• THE PROBLEM: Output all records precisely as written.

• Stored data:
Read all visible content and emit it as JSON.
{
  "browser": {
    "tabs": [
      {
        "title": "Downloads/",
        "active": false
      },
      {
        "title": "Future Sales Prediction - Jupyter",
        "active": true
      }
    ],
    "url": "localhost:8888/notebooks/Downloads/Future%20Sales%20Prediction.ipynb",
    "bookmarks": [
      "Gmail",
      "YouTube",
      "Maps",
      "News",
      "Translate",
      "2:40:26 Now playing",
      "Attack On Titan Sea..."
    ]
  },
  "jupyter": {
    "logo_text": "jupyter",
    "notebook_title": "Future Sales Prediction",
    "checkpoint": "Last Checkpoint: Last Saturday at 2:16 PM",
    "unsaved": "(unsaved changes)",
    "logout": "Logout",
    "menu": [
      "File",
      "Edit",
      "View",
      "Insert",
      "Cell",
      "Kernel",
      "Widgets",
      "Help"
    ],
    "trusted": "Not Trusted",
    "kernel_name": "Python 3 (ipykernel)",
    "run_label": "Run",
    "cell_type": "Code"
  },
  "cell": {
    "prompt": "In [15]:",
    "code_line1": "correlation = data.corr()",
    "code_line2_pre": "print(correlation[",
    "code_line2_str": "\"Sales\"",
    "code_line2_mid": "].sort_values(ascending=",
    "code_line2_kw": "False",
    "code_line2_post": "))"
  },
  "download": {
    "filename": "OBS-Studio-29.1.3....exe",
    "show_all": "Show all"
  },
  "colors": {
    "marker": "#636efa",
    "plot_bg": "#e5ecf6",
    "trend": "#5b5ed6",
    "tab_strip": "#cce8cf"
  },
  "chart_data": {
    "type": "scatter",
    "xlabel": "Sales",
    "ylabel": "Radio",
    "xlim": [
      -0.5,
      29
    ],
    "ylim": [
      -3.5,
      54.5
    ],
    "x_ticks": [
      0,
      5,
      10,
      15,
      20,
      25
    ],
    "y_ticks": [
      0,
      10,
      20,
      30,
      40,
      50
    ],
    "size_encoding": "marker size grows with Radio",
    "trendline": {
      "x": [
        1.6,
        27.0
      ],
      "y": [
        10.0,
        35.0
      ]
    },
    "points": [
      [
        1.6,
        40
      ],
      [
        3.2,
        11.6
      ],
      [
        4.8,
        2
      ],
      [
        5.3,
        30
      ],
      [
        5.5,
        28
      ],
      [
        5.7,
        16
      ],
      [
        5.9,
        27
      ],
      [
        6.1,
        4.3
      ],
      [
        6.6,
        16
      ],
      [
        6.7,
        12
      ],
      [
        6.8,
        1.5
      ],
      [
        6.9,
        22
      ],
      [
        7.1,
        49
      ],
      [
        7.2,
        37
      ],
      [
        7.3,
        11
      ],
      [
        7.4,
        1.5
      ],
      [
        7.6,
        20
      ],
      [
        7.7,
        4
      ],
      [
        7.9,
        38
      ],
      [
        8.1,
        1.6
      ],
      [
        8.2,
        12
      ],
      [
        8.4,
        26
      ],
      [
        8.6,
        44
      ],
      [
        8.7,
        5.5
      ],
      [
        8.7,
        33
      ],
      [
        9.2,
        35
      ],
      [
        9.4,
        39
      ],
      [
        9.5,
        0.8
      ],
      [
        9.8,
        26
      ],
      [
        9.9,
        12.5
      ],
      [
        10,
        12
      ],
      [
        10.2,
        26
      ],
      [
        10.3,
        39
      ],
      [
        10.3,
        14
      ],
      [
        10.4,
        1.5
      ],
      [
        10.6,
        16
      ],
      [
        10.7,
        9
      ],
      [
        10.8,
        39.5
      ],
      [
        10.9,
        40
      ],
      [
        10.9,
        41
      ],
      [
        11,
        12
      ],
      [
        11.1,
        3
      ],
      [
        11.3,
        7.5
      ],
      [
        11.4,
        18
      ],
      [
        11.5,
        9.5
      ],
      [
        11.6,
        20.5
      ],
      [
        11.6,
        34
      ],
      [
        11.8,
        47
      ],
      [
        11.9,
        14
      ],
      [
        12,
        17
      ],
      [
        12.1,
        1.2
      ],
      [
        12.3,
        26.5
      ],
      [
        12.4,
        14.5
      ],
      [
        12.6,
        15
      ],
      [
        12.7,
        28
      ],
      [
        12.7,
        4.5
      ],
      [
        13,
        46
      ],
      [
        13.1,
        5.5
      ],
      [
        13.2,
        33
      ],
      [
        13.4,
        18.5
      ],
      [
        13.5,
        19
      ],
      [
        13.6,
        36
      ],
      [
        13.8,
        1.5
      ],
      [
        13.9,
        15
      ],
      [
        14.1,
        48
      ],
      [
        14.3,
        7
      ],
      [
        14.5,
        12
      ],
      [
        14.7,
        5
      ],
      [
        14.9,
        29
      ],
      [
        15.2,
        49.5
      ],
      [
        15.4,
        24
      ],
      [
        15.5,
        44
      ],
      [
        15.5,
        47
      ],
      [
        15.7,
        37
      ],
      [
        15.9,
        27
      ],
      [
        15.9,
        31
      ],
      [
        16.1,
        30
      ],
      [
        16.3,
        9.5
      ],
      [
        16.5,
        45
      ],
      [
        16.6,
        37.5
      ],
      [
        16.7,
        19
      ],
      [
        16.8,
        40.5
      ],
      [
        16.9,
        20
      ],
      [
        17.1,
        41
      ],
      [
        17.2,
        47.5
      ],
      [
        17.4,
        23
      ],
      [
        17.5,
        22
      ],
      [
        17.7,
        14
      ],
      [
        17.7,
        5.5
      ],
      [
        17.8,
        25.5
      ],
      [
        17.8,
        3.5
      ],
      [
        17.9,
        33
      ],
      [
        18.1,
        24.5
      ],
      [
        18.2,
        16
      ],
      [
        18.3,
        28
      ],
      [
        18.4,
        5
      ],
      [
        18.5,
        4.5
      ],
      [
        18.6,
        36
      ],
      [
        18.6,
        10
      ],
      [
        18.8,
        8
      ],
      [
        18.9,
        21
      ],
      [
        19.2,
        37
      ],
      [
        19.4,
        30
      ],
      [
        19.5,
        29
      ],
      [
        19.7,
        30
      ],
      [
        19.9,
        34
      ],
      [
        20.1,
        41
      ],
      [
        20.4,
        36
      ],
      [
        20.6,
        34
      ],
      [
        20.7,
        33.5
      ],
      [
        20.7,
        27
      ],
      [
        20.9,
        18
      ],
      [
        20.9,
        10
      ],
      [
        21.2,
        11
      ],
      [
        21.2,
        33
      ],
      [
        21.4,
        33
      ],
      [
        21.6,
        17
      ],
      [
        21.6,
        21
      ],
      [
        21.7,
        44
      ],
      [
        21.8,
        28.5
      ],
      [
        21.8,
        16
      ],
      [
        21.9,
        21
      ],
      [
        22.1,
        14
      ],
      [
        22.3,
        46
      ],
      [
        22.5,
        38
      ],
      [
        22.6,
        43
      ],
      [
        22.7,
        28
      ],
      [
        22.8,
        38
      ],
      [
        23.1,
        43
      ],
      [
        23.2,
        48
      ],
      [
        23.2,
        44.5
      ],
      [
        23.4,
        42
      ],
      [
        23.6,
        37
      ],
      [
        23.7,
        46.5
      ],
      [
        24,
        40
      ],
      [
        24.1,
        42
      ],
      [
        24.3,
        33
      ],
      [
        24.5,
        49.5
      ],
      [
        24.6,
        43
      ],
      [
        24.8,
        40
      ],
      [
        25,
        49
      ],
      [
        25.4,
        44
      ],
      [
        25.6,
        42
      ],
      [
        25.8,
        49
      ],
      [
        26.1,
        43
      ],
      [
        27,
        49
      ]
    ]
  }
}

• RESPONSE TO THIS EXERCISE:
Read all visible content and emit it as JSON.
{
  "browser": {
    "tabs": [
      {
        "title": "Downloads/",
        "active": false
      },
      {
        "title": "Future Sales Prediction - Jupyter",
        "active": true
      }
    ],
    "url": "localhost:8888/notebooks/Downloads/Future%20Sales%20Prediction.ipynb",
    "bookmarks": [
      "Gmail",
      "YouTube",
      "Maps",
      "News",
      "Translate",
      "2:40:26 Now playing",
      "Attack On Titan Sea..."
    ]
  },
  "jupyter": {
    "logo_text": "jupyter",
    "notebook_title": "Future Sales Prediction",
    "checkpoint": "Last Checkpoint: Last Saturday at 2:16 PM",
    "unsaved": "(unsaved changes)",
    "logout": "Logout",
    "menu": [
      "File",
      "Edit",
      "View",
      "Insert",
      "Cell",
      "Kernel",
      "Widgets",
      "Help"
    ],
    "trusted": "Not Trusted",
    "kernel_name": "Python 3 (ipykernel)",
    "run_label": "Run",
    "cell_type": "Code"
  },
  "cell": {
    "prompt": "In [15]:",
    "code_line1": "correlation = data.corr()",
    "code_line2_pre": "print(correlation[",
    "code_line2_str": "\"Sales\"",
    "code_line2_mid": "].sort_values(ascending=",
    "code_line2_kw": "False",
    "code_line2_post": "))"
  },
  "download": {
    "filename": "OBS-Studio-29.1.3....exe",
    "show_all": "Show all"
  },
  "colors": {
    "marker": "#636efa",
    "plot_bg": "#e5ecf6",
    "trend": "#5b5ed6",
    "tab_strip": "#cce8cf"
  },
  "chart_data": {
    "type": "scatter",
    "xlabel": "Sales",
    "ylabel": "Radio",
    "xlim": [
      -0.5,
      29
    ],
    "ylim": [
      -3.5,
      54.5
    ],
    "x_ticks": [
      0,
      5,
      10,
      15,
      20,
      25
    ],
    "y_ticks": [
      0,
      10,
      20,
      30,
      40,
      50
    ],
    "size_encoding": "marker size grows with Radio",
    "trendline": {
      "x": [
        1.6,
        27.0
      ],
      "y": [
        10.0,
        35.0
      ]
    },
    "points": [
      [
        1.6,
        40
      ],
      [
        3.2,
        11.6
      ],
      [
        4.8,
        2
      ],
      [
        5.3,
        30
      ],
      [
        5.5,
        28
      ],
      [
        5.7,
        16
      ],
      [
        5.9,
        27
      ],
      [
        6.1,
        4.3
      ],
      [
        6.6,
        16
      ],
      [
        6.7,
        12
      ],
      [
        6.8,
        1.5
      ],
      [
        6.9,
        22
      ],
      [
        7.1,
        49
      ],
      [
        7.2,
        37
      ],
      [
        7.3,
        11
      ],
      [
        7.4,
        1.5
      ],
      [
        7.6,
        20
      ],
      [
        7.7,
        4
      ],
      [
        7.9,
        38
      ],
      [
        8.1,
        1.6
      ],
      [
        8.2,
        12
      ],
      [
        8.4,
        26
      ],
      [
        8.6,
        44
      ],
      [
        8.7,
        5.5
      ],
      [
        8.7,
        33
      ],
      [
        9.2,
        35
      ],
      [
        9.4,
        39
      ],
      [
        9.5,
        0.8
      ],
      [
        9.8,
        26
      ],
      [
        9.9,
        12.5
      ],
      [
        10,
        12
      ],
      [
        10.2,
        26
      ],
      [
        10.3,
        39
      ],
      [
        10.3,
        14
      ],
      [
        10.4,
        1.5
      ],
      [
        10.6,
        16
      ],
      [
        10.7,
        9
      ],
      [
        10.8,
        39.5
      ],
      [
        10.9,
        40
      ],
      [
        10.9,
        41
      ],
      [
        11,
        12
      ],
      [
        11.1,
        3
      ],
      [
        11.3,
        7.5
      ],
      [
        11.4,
        18
      ],
      [
        11.5,
        9.5
      ],
      [
        11.6,
        20.5
      ],
      [
        11.6,
        34
      ],
      [
        11.8,
        47
      ],
      [
        11.9,
        14
      ],
      [
        12,
        17
      ],
      [
        12.1,
        1.2
      ],
      [
        12.3,
        26.5
      ],
      [
        12.4,
        14.5
      ],
      [
        12.6,
        15
      ],
      [
        12.7,
        28
      ],
      [
        12.7,
        4.5
      ],
      [
        13,
        46
      ],
      [
        13.1,
        5.5
      ],
      [
        13.2,
        33
      ],
      [
        13.4,
        18.5
      ],
      [
        13.5,
        19
      ],
      [
        13.6,
        36
      ],
      [
        13.8,
        1.5
      ],
      [
        13.9,
        15
      ],
      [
        14.1,
        48
      ],
      [
        14.3,
        7
      ],
      [
        14.5,
        12
      ],
      [
        14.7,
        5
      ],
      [
        14.9,
        29
      ],
      [
        15.2,
        49.5
      ],
      [
        15.4,
        24
      ],
      [
        15.5,
        44
      ],
      [
        15.5,
        47
      ],
      [
        15.7,
        37
      ],
      [
        15.9,
        27
      ],
      [
        15.9,
        31
      ],
      [
        16.1,
        30
      ],
      [
        16.3,
        9.5
      ],
      [
        16.5,
        45
      ],
      [
        16.6,
        37.5
      ],
      [
        16.7,
        19
      ],
      [
        16.8,
        40.5
      ],
      [
        16.9,
        20
      ],
      [
        17.1,
        41
      ],
      [
        17.2,
        47.5
      ],
      [
        17.4,
        23
      ],
      [
        17.5,
        22
      ],
      [
        17.7,
        14
      ],
      [
        17.7,
        5.5
      ],
      [
        17.8,
        25.5
      ],
      [
        17.8,
        3.5
      ],
      [
        17.9,
        33
      ],
      [
        18.1,
        24.5
      ],
      [
        18.2,
        16
      ],
      [
        18.3,
        28
      ],
      [
        18.4,
        5
      ],
      [
        18.5,
        4.5
      ],
      [
        18.6,
        36
      ],
      [
        18.6,
        10
      ],
      [
        18.8,
        8
      ],
      [
        18.9,
        21
      ],
      [
        19.2,
        37
      ],
      [
        19.4,
        30
      ],
      [
        19.5,
        29
      ],
      [
        19.7,
        30
      ],
      [
        19.9,
        34
      ],
      [
        20.1,
        41
      ],
      [
        20.4,
        36
      ],
      [
        20.6,
        34
      ],
      [
        20.7,
        33.5
      ],
      [
        20.7,
        27
      ],
      [
        20.9,
        18
      ],
      [
        20.9,
        10
      ],
      [
        21.2,
        11
      ],
      [
        21.2,
        33
      ],
      [
        21.4,
        33
      ],
      [
        21.6,
        17
      ],
      [
        21.6,
        21
      ],
      [
        21.7,
        44
      ],
      [
        21.8,
        28.5
      ],
      [
        21.8,
        16
      ],
      [
        21.9,
        21
      ],
      [
        22.1,
        14
      ],
      [
        22.3,
        46
      ],
      [
        22.5,
        38
      ],
      [
        22.6,
        43
      ],
      [
        22.7,
        28
      ],
      [
        22.8,
        38
      ],
      [
        23.1,
        43
      ],
      [
        23.2,
        48
      ],
      [
        23.2,
        44.5
      ],
      [
        23.4,
        42
      ],
      [
        23.6,
        37
      ],
      [
        23.7,
        46.5
      ],
      [
        24,
        40
      ],
      [
        24.1,
        42
      ],
      [
        24.3,
        33
      ],
      [
        24.5,
        49.5
      ],
      [
        24.6,
        43
      ],
      [
        24.8,
        40
      ],
      [
        25,
        49
      ],
      [
        25.4,
        44
      ],
      [
        25.6,
        42
      ],
      [
        25.8,
        49
      ],
      [
        26.1,
        43
      ],
      [
        27,
        49
      ]
    ]
  }
}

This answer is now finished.